# [DIRECTIONS FOR THIS TASK]
Within the material below, find each line bearing the word "trente" and present it.

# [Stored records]
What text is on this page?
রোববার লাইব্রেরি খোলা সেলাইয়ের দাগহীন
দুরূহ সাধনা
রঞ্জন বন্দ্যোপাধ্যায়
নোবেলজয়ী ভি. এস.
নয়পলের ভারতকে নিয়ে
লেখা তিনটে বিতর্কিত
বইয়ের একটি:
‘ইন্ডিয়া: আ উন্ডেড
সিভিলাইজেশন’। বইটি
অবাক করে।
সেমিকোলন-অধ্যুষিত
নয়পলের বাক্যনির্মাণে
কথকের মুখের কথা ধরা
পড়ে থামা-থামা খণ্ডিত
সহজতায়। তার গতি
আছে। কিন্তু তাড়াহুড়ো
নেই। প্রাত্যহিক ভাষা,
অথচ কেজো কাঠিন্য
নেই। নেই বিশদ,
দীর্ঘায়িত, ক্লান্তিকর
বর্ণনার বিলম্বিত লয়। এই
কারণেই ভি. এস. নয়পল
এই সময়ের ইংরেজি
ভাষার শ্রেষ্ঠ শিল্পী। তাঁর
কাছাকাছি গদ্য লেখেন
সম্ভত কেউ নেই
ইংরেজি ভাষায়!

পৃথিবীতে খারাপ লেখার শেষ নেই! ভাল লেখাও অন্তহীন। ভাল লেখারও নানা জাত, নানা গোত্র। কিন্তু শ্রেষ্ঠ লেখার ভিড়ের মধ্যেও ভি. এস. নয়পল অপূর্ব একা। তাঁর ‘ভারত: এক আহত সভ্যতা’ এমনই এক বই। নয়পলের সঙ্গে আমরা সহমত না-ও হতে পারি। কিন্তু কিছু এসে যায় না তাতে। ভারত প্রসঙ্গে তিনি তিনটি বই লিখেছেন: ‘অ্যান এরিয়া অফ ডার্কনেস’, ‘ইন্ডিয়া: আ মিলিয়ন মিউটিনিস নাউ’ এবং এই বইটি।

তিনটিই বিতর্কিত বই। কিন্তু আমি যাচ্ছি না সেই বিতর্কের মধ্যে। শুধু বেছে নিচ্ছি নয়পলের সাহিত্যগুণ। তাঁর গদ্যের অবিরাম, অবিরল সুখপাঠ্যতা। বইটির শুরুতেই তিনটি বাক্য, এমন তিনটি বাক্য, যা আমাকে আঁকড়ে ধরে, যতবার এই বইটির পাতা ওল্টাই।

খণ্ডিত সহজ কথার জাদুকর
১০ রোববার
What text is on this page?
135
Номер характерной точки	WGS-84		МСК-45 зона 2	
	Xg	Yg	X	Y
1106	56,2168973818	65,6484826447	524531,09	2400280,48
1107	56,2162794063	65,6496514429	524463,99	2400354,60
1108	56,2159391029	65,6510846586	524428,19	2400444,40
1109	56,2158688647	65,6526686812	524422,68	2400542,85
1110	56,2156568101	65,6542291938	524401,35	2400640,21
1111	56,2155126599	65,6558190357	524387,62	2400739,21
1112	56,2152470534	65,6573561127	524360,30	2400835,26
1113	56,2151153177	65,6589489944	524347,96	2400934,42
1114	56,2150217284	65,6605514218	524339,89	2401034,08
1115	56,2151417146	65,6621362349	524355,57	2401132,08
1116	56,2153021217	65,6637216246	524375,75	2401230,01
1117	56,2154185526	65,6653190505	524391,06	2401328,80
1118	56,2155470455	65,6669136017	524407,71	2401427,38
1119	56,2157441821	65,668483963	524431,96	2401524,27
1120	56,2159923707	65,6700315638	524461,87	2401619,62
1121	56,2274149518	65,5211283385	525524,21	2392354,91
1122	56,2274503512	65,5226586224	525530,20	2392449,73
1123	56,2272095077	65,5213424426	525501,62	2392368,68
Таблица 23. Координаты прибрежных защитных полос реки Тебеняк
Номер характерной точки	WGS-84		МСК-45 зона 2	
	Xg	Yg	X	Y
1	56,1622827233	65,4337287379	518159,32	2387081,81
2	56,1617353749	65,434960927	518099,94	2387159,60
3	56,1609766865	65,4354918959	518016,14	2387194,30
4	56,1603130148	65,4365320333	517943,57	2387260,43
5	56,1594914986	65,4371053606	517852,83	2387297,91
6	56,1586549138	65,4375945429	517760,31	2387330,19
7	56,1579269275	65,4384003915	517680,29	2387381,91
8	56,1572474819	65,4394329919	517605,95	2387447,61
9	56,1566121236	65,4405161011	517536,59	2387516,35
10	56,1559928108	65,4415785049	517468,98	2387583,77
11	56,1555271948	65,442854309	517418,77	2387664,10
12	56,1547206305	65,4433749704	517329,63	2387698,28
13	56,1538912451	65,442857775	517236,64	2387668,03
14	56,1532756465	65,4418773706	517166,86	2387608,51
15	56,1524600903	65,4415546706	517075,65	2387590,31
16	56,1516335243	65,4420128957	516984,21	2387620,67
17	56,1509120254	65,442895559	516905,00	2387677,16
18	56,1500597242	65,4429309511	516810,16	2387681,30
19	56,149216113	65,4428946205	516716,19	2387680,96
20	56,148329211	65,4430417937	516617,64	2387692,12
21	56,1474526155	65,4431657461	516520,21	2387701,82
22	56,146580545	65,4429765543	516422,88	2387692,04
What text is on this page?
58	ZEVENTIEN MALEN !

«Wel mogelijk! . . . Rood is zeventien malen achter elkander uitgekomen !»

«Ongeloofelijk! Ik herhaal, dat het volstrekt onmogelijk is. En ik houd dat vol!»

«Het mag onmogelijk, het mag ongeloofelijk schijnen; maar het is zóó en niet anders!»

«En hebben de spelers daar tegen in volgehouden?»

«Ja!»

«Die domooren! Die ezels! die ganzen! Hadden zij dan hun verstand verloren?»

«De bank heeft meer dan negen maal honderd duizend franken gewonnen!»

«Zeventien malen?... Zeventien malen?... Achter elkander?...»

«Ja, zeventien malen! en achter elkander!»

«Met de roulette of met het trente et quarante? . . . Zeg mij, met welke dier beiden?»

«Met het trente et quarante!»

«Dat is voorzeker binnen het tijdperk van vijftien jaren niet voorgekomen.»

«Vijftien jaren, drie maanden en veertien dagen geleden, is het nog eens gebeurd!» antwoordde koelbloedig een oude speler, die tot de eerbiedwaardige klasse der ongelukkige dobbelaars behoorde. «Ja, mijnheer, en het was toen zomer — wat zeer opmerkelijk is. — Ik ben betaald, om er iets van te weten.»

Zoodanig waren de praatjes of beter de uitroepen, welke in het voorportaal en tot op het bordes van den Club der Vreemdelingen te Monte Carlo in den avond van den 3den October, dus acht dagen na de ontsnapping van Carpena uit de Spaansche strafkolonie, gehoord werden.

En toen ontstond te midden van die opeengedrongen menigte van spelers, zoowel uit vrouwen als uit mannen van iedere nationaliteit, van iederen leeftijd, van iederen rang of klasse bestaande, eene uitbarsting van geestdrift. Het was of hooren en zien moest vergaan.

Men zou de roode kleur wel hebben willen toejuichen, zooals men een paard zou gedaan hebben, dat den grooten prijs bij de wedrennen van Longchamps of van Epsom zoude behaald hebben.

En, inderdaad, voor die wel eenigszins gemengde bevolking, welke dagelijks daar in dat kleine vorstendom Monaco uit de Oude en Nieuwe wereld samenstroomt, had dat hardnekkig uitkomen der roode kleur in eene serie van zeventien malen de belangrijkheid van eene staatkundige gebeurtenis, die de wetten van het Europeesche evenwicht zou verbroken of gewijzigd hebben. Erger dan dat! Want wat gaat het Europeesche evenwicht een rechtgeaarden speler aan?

# [RESULT OF THIS EXERCISE]
«Met de roulette of met het trente et quarante? . . . Zeg mij, met welke dier beiden?»
«Met het trente et quarante!»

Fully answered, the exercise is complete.